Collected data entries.

* * * * * * * * *

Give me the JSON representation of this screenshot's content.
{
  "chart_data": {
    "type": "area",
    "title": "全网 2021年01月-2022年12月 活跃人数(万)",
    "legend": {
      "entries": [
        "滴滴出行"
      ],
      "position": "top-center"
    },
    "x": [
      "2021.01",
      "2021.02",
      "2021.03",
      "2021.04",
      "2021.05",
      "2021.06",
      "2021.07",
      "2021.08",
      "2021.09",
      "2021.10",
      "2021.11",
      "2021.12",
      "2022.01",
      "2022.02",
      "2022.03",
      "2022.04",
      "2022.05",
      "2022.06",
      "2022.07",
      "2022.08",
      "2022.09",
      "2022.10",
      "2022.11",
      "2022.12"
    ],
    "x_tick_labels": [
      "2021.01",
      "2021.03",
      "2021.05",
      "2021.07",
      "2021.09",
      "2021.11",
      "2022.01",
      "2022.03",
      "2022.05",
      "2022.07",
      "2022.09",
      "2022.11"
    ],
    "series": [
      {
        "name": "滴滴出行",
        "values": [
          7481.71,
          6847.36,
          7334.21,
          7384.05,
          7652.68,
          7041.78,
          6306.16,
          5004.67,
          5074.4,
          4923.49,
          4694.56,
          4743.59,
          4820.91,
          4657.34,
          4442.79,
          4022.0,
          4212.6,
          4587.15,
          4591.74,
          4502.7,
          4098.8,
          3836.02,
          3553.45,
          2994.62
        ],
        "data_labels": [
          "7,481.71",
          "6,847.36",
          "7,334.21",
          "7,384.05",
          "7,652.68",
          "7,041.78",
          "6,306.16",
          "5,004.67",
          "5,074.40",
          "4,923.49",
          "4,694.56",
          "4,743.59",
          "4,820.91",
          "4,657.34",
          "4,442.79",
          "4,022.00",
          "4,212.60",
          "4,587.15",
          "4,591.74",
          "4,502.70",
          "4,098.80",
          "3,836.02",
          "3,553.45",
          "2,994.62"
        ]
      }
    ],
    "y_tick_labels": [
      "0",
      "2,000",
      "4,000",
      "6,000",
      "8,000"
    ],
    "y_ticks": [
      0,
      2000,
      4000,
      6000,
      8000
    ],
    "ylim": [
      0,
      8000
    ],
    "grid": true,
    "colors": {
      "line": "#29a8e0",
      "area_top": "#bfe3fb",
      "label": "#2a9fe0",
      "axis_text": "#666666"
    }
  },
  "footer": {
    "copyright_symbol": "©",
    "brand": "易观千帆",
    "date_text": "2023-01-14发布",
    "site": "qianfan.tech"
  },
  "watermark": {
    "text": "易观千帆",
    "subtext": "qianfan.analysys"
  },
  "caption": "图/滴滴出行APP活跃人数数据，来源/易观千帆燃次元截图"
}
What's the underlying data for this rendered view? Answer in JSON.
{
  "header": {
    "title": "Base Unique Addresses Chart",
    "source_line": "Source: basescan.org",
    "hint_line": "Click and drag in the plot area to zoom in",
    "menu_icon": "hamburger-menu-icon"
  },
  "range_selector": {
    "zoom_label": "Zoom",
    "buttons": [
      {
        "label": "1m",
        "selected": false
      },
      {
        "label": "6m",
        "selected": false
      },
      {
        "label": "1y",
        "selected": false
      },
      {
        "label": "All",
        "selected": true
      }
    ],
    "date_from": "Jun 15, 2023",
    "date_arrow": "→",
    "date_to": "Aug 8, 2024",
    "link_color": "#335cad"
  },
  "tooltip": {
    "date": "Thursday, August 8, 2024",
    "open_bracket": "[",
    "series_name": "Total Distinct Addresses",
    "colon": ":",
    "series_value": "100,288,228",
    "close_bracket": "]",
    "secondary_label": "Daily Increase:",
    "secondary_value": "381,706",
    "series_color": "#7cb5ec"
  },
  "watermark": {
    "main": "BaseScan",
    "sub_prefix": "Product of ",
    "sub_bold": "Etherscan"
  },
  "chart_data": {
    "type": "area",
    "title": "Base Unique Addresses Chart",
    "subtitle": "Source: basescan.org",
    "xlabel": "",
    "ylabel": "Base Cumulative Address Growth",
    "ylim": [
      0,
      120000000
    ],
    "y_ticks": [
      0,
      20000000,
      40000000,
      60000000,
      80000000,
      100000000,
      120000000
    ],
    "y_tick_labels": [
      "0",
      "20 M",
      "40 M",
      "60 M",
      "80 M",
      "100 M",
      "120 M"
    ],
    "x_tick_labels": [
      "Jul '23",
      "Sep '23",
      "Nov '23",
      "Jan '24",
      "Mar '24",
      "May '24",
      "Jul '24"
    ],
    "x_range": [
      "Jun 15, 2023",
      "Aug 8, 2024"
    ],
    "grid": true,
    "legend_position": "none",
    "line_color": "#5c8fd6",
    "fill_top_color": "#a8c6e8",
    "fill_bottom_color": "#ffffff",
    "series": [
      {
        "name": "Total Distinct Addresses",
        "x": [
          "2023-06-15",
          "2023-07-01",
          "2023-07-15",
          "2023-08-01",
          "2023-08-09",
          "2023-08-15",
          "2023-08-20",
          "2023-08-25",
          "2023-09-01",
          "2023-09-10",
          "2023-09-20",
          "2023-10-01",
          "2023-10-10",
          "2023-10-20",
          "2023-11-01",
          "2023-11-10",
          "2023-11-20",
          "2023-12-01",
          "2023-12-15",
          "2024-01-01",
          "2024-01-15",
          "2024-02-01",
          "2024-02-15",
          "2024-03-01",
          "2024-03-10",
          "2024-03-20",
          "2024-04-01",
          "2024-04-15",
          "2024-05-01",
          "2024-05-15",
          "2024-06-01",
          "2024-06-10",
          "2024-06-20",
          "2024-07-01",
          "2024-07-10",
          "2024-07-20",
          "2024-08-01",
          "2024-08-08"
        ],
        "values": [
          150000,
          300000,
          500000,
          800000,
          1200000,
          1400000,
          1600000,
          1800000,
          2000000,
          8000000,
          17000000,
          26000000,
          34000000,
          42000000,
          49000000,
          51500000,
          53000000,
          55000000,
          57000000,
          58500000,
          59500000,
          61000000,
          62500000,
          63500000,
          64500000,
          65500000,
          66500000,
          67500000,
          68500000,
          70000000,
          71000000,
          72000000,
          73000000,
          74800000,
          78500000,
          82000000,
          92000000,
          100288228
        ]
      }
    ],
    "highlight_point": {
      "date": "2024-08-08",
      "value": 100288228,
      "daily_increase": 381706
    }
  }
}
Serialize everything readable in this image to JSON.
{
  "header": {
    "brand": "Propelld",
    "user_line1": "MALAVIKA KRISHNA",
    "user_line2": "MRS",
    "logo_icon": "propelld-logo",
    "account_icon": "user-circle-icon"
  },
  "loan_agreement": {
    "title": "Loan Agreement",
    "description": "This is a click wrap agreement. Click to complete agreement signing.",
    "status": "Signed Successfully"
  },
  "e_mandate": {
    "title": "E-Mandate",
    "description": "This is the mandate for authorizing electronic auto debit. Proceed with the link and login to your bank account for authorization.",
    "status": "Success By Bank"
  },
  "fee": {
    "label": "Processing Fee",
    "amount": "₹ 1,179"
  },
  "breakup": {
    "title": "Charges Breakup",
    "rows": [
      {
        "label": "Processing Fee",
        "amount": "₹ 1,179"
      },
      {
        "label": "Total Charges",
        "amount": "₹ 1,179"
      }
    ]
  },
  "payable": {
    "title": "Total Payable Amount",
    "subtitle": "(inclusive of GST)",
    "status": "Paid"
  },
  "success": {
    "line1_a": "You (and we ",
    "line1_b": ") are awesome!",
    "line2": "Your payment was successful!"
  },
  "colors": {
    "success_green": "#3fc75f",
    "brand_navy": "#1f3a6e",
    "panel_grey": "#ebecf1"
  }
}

* * * * * * * * *

REQUIREMENTS.
Write the entire listing out again, word for word.

EXERCISE RESPONSE.
Give me the JSON representation of this screenshot's content.
{
  "chart_data": {
    "type": "area",
    "title": "全网 2021年01月-2022年12月 活跃人数(万)",
    "legend": {
      "entries": [
        "滴滴出行"
      ],
      "position": "top-center"
    },
    "x": [
      "2021.01",
      "2021.02",
      "2021.03",
      "2021.04",
      "2021.05",
      "2021.06",
      "2021.07",
      "2021.08",
      "2021.09",
      "2021.10",
      "2021.11",
      "2021.12",
      "2022.01",
      "2022.02",
      "2022.03",
      "2022.04",
      "2022.05",
      "2022.06",
      "2022.07",
      "2022.08",
      "2022.09",
      "2022.10",
      "2022.11",
      "2022.12"
    ],
    "x_tick_labels": [
      "2021.01",
      "2021.03",
      "2021.05",
      "2021.07",
      "2021.09",
      "2021.11",
      "2022.01",
      "2022.03",
      "2022.05",
      "2022.07",
      "2022.09",
      "2022.11"
    ],
    "series": [
      {
        "name": "滴滴出行",
        "values": [
          7481.71,
          6847.36,
          7334.21,
          7384.05,
          7652.68,
          7041.78,
          6306.16,
          5004.67,
          5074.4,
          4923.49,
          4694.56,
          4743.59,
          4820.91,
          4657.34,
          4442.79,
          4022.0,
          4212.6,
          4587.15,
          4591.74,
          4502.7,
          4098.8,
          3836.02,
          3553.45,
          2994.62
        ],
        "data_labels": [
          "7,481.71",
          "6,847.36",
          "7,334.21",
          "7,384.05",
          "7,652.68",
          "7,041.78",
          "6,306.16",
          "5,004.67",
          "5,074.40",
          "4,923.49",
          "4,694.56",
          "4,743.59",
          "4,820.91",
          "4,657.34",
          "4,442.79",
          "4,022.00",
          "4,212.60",
          "4,587.15",
          "4,591.74",
          "4,502.70",
          "4,098.80",
          "3,836.02",
          "3,553.45",
          "2,994.62"
        ]
      }
    ],
    "y_tick_labels": [
      "0",
      "2,000",
      "4,000",
      "6,000",
      "8,000"
    ],
    "y_ticks": [
      0,
      2000,
      4000,
      6000,
      8000
    ],
    "ylim": [
      0,
      8000
    ],
    "grid": true,
    "colors": {
      "line": "#29a8e0",
      "area_top": "#bfe3fb",
      "label": "#2a9fe0",
      "axis_text": "#666666"
    }
  },
  "footer": {
    "copyright_symbol": "©",
    "brand": "易观千帆",
    "date_text": "2023-01-14发布",
    "site": "qianfan.tech"
  },
  "watermark": {
    "text": "易观千帆",
    "subtext": "qianfan.analysys"
  },
  "caption": "图/滴滴出行APP活跃人数数据，来源/易观千帆燃次元截图"
}
What's the underlying data for this rendered view? Answer in JSON.
{
  "header": {
    "title": "Base Unique Addresses Chart",
    "source_line": "Source: basescan.org",
    "hint_line": "Click and drag in the plot area to zoom in",
    "menu_icon": "hamburger-menu-icon"
  },
  "range_selector": {
    "zoom_label": "Zoom",
    "buttons": [
      {
        "label": "1m",
        "selected": false
      },
      {
        "label": "6m",
        "selected": false
      },
      {
        "label": "1y",
        "selected": false
      },
      {
        "label": "All",
        "selected": true
      }
    ],
    "date_from": "Jun 15, 2023",
    "date_arrow": "→",
    "date_to": "Aug 8, 2024",
    "link_color": "#335cad"
  },
  "tooltip": {
    "date": "Thursday, August 8, 2024",
    "open_bracket": "[",
    "series_name": "Total Distinct Addresses",
    "colon": ":",
    "series_value": "100,288,228",
    "close_bracket": "]",
    "secondary_label": "Daily Increase:",
    "secondary_value": "381,706",
    "series_color": "#7cb5ec"
  },
  "watermark": {
    "main": "BaseScan",
    "sub_prefix": "Product of ",
    "sub_bold": "Etherscan"
  },
  "chart_data": {
    "type": "area",
    "title": "Base Unique Addresses Chart",
    "subtitle": "Source: basescan.org",
    "xlabel": "",
    "ylabel": "Base Cumulative Address Growth",
    "ylim": [
      0,
      120000000
    ],
    "y_ticks": [
      0,
      20000000,
      40000000,
      60000000,
      80000000,
      100000000,
      120000000
    ],
    "y_tick_labels": [
      "0",
      "20 M",
      "40 M",
      "60 M",
      "80 M",
      "100 M",
      "120 M"
    ],
    "x_tick_labels": [
      "Jul '23",
      "Sep '23",
      "Nov '23",
      "Jan '24",
      "Mar '24",
      "May '24",
      "Jul '24"
    ],
    "x_range": [
      "Jun 15, 2023",
      "Aug 8, 2024"
    ],
    "grid": true,
    "legend_position": "none",
    "line_color": "#5c8fd6",
    "fill_top_color": "#a8c6e8",
    "fill_bottom_color": "#ffffff",
    "series": [
      {
        "name": "Total Distinct Addresses",
        "x": [
          "2023-06-15",
          "2023-07-01",
          "2023-07-15",
          "2023-08-01",
          "2023-08-09",
          "2023-08-15",
          "2023-08-20",
          "2023-08-25",
          "2023-09-01",
          "2023-09-10",
          "2023-09-20",
          "2023-10-01",
          "2023-10-10",
          "2023-10-20",
          "2023-11-01",
          "2023-11-10",
          "2023-11-20",
          "2023-12-01",
          "2023-12-15",
          "2024-01-01",
          "2024-01-15",
          "2024-02-01",
          "2024-02-15",
          "2024-03-01",
          "2024-03-10",
          "2024-03-20",
          "2024-04-01",
          "2024-04-15",
          "2024-05-01",
          "2024-05-15",
          "2024-06-01",
          "2024-06-10",
          "2024-06-20",
          "2024-07-01",
          "2024-07-10",
          "2024-07-20",
          "2024-08-01",
          "2024-08-08"
        ],
        "values": [
          150000,
          300000,
          500000,
          800000,
          1200000,
          1400000,
          1600000,
          1800000,
          2000000,
          8000000,
          17000000,
          26000000,
          34000000,
          42000000,
          49000000,
          51500000,
          53000000,
          55000000,
          57000000,
          58500000,
          59500000,
          61000000,
          62500000,
          63500000,
          64500000,
          65500000,
          66500000,
          67500000,
          68500000,
          70000000,
          71000000,
          72000000,
          73000000,
          74800000,
          78500000,
          82000000,
          92000000,
          100288228
        ]
      }
    ],
    "highlight_point": {
      "date": "2024-08-08",
      "value": 100288228,
      "daily_increase": 381706
    }
  }
}
Serialize everything readable in this image to JSON.
{
  "header": {
    "brand": "Propelld",
    "user_line1": "MALAVIKA KRISHNA",
    "user_line2": "MRS",
    "logo_icon": "propelld-logo",
    "account_icon": "user-circle-icon"
  },
  "loan_agreement": {
    "title": "Loan Agreement",
    "description": "This is a click wrap agreement. Click to complete agreement signing.",
    "status": "Signed Successfully"
  },
  "e_mandate": {
    "title": "E-Mandate",
    "description": "This is the mandate for authorizing electronic auto debit. Proceed with the link and login to your bank account for authorization.",
    "status": "Success By Bank"
  },
  "fee": {
    "label": "Processing Fee",
    "amount": "₹ 1,179"
  },
  "breakup": {
    "title": "Charges Breakup",
    "rows": [
      {
        "label": "Processing Fee",
        "amount": "₹ 1,179"
      },
      {
        "label": "Total Charges",
        "amount": "₹ 1,179"
      }
    ]
  },
  "payable": {
    "title": "Total Payable Amount",
    "subtitle": "(inclusive of GST)",
    "status": "Paid"
  },
  "success": {
    "line1_a": "You (and we ",
    "line1_b": ") are awesome!",
    "line2": "Your payment was successful!"
  },
  "colors": {
    "success_green": "#3fc75f",
    "brand_navy": "#1f3a6e",
    "panel_grey": "#ebecf1"
  }
}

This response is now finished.